◆ ACTIVITY 1 ◆
Name the products the passage on Tesla's solar plans says Tesla would be the only company building itself.
◆ ACTIVITY 2 ◆
In the passage on Tesla's solar plans, what date did Tesla announce it was working to bring in Panasonic?

◆ DOCUMENT SECTION ◆
::::::::

If Tesla can make the solar roof attractive and inexpensive, it could be a real breakthrough in solar for new construction and for the roughly five million people in the U.S. who replace their roofs each year. For everyone else, Tesla plans to produce a solar panel that’s a bit more traditional.

One of the big mysteries of Friday’s announcement is whose technology is being used for each product. Tesla announced Oct. 16 that it’s working to bring in Panasonic to help SolarCity at its solar manufacturing plant in Buffalo, N.Y. The massive facility is still under construction and was supposed to be deploying solar technology that SolarCity bought in order to make cheap and efficient panels. Did something go wrong with SolarCity’s original plan? Panasonic’s cooperation depends on Tesla’s acquisition of SolarCity going through; if shareholders vote it down, what happens to the Buffalo plant?

Tesla says its solar plan “combines the best cell component technology from both companies and integrates them into the new solar modules that will be produced in Buffalo.” Hopefully we’ll learn more Friday. 

At What Price?

Tesla said in filings to the U.S. Securities and Exchange Commission that “aesthetics and cost of current solar systems can be significantly improved.” How low can Musk go with what sounds like a very high-end solar system? Tesla would be the only company building its own batteries, inverters, solar panels, and car chargers; will that cut enough costs to make a custom roof affordable? We’re about to find out.

::::::::

Document structure recognition data:
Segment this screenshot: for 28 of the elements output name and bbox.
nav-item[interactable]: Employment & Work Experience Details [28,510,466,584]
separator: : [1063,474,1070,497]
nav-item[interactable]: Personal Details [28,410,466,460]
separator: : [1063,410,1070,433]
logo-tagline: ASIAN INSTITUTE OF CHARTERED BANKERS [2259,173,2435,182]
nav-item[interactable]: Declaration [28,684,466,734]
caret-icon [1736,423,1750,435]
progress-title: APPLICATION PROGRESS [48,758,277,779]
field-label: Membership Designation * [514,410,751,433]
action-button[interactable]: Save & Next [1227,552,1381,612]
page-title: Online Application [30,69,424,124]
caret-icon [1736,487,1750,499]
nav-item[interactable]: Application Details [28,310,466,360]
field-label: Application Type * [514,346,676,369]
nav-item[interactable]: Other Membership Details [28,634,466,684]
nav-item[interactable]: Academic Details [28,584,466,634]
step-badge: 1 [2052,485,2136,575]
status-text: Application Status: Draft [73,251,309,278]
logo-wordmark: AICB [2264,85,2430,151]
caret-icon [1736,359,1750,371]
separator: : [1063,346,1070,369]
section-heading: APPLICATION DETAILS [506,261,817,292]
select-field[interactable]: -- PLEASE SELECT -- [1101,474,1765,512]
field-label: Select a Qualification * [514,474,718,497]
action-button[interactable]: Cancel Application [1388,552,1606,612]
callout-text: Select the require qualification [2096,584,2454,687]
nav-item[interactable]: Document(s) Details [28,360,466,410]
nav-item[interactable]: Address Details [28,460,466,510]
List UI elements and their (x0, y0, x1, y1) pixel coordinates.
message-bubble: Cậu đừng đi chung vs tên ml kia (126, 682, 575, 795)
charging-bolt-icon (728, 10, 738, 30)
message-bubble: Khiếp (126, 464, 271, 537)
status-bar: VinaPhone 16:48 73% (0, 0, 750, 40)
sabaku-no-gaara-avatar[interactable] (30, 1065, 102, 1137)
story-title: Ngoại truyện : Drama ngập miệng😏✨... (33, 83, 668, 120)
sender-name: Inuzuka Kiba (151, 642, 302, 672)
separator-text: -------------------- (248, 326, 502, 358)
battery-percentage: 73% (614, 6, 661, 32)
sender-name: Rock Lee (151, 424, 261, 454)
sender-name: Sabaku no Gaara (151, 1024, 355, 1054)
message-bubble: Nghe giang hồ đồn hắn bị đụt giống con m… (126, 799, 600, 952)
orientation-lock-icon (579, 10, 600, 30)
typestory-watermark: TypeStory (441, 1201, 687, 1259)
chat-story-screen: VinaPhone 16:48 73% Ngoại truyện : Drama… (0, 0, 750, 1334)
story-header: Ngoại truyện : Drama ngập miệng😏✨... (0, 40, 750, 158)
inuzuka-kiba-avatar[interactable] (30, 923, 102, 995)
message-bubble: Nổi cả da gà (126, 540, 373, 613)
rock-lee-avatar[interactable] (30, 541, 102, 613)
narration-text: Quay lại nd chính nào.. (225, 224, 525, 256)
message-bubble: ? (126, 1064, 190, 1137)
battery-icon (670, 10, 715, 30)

::::::::

◆ EXERCISE OUTPUT 1 ◆
Batteries, inverters, solar panels, and car chargers

◆ EXERCISE OUTPUT 2 ◆
Oct. 16